*TO BE DONE:* Note each line where "kadar" appears, and copy it.

------

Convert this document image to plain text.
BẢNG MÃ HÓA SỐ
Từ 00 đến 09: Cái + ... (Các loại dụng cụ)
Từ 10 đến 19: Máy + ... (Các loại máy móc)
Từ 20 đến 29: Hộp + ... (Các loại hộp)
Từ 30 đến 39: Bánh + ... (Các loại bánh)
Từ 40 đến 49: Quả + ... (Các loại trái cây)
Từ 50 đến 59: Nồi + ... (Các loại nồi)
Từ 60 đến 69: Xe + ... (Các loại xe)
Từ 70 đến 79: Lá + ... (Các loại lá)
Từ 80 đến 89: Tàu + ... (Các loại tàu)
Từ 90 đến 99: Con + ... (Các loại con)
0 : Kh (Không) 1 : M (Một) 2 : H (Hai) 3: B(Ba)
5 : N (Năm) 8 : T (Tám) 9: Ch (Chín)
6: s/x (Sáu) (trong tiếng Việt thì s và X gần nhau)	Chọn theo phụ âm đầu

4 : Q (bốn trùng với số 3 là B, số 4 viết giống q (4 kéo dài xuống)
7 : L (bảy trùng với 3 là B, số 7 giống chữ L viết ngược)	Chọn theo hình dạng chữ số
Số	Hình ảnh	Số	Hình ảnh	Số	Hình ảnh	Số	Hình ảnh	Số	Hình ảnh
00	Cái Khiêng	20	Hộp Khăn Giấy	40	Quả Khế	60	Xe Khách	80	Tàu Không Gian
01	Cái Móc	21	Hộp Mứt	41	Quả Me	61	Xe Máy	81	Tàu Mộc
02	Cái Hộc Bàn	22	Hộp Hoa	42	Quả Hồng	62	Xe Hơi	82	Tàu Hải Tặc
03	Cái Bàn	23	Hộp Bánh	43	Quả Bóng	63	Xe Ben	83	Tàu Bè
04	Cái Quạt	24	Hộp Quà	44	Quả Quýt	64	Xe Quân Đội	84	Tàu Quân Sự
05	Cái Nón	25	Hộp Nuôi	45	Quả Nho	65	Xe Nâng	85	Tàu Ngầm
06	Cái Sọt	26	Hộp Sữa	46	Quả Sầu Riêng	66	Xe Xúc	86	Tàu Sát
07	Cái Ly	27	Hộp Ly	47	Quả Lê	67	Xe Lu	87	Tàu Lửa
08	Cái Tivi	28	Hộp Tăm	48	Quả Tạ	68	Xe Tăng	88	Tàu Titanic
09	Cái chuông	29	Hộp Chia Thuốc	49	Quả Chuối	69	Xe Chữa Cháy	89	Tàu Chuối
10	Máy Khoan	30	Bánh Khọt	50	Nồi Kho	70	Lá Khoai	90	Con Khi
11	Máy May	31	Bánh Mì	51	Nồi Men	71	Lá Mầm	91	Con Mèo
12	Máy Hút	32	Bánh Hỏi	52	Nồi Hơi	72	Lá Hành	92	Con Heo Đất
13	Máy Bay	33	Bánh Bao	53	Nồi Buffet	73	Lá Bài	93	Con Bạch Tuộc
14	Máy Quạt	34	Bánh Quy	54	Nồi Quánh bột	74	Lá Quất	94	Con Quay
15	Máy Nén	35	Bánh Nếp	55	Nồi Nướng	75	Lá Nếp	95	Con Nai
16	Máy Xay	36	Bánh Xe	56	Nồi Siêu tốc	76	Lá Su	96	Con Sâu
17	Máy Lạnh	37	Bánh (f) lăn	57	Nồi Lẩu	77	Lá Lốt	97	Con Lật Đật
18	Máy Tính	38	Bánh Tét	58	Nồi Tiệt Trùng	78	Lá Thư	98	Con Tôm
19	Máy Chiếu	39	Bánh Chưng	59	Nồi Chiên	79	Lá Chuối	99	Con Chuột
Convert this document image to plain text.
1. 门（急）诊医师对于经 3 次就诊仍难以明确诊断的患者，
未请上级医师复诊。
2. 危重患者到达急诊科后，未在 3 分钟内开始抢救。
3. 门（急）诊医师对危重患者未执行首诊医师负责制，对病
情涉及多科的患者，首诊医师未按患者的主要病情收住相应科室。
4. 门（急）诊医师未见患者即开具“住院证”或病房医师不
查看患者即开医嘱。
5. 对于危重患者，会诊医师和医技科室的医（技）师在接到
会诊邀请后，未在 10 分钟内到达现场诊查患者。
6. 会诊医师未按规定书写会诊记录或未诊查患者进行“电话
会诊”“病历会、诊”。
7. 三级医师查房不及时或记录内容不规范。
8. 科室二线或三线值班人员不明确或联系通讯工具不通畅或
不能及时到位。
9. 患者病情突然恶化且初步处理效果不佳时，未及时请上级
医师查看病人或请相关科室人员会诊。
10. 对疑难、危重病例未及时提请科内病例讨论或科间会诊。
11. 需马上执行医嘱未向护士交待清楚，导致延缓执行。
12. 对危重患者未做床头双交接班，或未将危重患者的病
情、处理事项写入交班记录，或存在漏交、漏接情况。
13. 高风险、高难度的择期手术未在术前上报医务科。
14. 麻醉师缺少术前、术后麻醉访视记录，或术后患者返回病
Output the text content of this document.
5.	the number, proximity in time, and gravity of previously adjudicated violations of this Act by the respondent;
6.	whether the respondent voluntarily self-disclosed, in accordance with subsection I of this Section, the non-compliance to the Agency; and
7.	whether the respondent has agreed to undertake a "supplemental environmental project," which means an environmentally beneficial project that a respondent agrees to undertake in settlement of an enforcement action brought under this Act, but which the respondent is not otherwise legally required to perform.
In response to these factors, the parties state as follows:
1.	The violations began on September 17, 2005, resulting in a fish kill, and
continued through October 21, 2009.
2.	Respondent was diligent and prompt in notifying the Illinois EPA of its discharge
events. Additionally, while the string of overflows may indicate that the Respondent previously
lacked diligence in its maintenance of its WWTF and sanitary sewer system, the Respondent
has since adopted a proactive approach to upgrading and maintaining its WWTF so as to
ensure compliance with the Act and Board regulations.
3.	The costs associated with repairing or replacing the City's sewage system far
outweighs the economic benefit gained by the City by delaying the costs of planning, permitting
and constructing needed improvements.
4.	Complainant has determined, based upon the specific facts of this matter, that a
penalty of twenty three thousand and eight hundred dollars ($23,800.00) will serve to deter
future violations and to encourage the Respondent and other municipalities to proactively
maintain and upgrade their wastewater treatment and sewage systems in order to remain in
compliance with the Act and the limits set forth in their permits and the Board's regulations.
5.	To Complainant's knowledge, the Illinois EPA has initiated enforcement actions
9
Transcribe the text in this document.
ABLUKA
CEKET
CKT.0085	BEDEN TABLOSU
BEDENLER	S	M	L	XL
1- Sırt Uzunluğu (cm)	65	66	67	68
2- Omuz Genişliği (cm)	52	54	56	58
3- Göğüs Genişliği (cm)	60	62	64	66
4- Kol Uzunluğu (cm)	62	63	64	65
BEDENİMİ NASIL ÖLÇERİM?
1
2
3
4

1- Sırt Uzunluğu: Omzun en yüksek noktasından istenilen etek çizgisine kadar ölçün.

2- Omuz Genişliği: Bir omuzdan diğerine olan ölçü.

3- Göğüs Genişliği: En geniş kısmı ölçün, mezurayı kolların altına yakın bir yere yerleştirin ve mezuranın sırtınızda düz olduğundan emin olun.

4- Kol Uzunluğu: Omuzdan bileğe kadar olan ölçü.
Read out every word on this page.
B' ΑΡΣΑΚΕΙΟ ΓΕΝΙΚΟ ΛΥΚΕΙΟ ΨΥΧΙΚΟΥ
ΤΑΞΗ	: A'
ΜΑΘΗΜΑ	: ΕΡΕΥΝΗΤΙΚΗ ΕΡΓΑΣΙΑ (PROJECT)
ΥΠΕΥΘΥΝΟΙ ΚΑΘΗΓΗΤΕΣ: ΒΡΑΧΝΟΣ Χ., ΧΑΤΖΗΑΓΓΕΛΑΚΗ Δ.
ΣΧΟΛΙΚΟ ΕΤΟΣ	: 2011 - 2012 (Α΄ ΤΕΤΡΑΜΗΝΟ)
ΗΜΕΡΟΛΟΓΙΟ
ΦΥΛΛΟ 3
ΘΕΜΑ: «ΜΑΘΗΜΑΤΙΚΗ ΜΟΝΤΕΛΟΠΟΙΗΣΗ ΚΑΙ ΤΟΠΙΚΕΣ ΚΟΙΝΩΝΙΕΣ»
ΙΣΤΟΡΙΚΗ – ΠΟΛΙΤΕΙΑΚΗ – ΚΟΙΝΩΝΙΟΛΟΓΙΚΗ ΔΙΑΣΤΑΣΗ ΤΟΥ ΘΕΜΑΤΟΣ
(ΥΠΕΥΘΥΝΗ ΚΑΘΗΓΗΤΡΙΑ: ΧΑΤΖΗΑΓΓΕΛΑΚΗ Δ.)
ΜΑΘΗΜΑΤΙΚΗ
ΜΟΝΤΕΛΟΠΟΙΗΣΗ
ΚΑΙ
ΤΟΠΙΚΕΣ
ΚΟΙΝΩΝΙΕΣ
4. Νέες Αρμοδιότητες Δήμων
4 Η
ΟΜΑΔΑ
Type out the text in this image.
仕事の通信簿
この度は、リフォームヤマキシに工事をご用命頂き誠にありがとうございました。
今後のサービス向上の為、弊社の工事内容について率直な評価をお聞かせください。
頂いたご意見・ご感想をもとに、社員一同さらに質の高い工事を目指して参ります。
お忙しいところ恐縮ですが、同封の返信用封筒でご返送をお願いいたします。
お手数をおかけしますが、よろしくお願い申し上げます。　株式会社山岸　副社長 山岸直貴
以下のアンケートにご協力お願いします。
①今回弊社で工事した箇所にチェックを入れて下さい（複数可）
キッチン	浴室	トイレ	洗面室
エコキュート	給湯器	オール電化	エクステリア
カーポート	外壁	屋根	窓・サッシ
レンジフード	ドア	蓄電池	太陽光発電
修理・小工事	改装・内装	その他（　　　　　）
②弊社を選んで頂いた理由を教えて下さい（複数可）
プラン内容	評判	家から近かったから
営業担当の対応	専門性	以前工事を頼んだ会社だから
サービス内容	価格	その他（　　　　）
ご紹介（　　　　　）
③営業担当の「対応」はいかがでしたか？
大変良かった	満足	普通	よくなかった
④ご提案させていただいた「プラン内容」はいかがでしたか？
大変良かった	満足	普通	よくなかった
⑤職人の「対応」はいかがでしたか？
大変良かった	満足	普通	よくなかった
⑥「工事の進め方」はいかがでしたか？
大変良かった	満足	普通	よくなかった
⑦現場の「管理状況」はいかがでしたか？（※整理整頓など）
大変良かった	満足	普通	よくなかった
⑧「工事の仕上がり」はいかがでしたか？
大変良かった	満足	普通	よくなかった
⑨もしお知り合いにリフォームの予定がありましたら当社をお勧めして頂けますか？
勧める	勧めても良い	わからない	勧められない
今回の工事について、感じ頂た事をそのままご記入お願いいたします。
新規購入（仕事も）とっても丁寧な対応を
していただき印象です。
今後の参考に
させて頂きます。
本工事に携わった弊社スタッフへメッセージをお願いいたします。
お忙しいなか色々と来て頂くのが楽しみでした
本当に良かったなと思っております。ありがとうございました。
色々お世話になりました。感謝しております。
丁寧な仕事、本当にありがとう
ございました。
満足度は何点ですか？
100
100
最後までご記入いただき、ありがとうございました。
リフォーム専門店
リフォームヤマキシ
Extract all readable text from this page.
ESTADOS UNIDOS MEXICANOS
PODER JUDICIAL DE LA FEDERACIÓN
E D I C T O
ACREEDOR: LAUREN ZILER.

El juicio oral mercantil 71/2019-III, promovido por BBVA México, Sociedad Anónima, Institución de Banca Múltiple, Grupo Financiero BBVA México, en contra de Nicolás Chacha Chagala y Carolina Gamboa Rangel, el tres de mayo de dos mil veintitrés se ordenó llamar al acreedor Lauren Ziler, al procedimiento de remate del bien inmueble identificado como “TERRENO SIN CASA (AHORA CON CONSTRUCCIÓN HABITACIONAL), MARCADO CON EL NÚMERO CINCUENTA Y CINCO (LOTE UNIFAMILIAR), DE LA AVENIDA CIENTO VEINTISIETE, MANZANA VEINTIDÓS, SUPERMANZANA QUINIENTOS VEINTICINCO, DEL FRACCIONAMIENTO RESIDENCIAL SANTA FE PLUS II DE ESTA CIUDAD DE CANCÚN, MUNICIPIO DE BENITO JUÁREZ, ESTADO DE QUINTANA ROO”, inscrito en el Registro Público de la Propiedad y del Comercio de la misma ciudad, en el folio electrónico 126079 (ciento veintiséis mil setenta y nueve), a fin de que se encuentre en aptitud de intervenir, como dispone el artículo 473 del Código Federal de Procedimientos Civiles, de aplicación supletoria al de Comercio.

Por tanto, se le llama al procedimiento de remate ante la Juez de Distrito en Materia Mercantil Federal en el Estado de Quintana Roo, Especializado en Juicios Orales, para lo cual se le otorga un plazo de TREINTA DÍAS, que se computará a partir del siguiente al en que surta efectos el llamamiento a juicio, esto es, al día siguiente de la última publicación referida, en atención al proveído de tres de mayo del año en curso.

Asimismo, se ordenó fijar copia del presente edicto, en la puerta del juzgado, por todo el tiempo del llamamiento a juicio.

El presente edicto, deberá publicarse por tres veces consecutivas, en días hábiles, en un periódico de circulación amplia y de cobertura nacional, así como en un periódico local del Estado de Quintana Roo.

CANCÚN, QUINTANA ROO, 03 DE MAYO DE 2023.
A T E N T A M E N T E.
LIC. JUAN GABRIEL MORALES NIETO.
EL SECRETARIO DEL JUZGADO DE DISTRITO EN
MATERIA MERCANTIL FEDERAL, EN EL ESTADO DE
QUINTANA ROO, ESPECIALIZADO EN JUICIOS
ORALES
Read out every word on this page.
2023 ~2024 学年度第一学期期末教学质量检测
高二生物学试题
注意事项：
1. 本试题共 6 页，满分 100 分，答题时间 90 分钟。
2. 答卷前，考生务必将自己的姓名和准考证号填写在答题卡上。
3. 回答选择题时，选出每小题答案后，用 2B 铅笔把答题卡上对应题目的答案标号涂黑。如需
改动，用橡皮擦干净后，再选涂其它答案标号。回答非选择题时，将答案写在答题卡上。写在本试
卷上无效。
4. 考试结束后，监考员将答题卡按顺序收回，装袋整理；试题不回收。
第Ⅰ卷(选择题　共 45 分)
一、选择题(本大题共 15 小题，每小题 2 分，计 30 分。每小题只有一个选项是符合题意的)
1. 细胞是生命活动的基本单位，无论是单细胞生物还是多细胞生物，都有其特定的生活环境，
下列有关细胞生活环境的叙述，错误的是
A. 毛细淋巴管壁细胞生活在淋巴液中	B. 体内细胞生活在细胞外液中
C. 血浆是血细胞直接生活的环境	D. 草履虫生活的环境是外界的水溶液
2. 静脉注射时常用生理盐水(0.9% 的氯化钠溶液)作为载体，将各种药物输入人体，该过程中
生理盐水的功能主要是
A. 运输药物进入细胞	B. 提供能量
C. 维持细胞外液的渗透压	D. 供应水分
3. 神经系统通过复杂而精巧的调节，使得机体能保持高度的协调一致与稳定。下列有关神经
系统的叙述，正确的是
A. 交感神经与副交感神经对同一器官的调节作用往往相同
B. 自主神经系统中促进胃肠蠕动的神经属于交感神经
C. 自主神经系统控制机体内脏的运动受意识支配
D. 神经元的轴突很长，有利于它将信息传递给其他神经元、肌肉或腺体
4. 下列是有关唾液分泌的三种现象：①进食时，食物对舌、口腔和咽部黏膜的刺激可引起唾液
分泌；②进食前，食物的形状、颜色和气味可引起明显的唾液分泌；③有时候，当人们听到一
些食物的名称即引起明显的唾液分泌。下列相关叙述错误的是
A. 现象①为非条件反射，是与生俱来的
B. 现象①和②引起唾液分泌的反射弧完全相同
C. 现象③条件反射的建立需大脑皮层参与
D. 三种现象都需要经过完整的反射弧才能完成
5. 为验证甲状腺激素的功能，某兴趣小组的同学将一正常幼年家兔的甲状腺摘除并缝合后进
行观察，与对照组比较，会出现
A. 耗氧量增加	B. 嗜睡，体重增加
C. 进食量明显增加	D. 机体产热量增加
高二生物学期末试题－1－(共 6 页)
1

------

*TASK RESULT:*
1- Sırt Uzunluğu: Omzun en yüksek noktasından istenilen etek çizgisine kadar ölçün.
4- Kol Uzunluğu: Omuzdan bileğe kadar olan ölçü.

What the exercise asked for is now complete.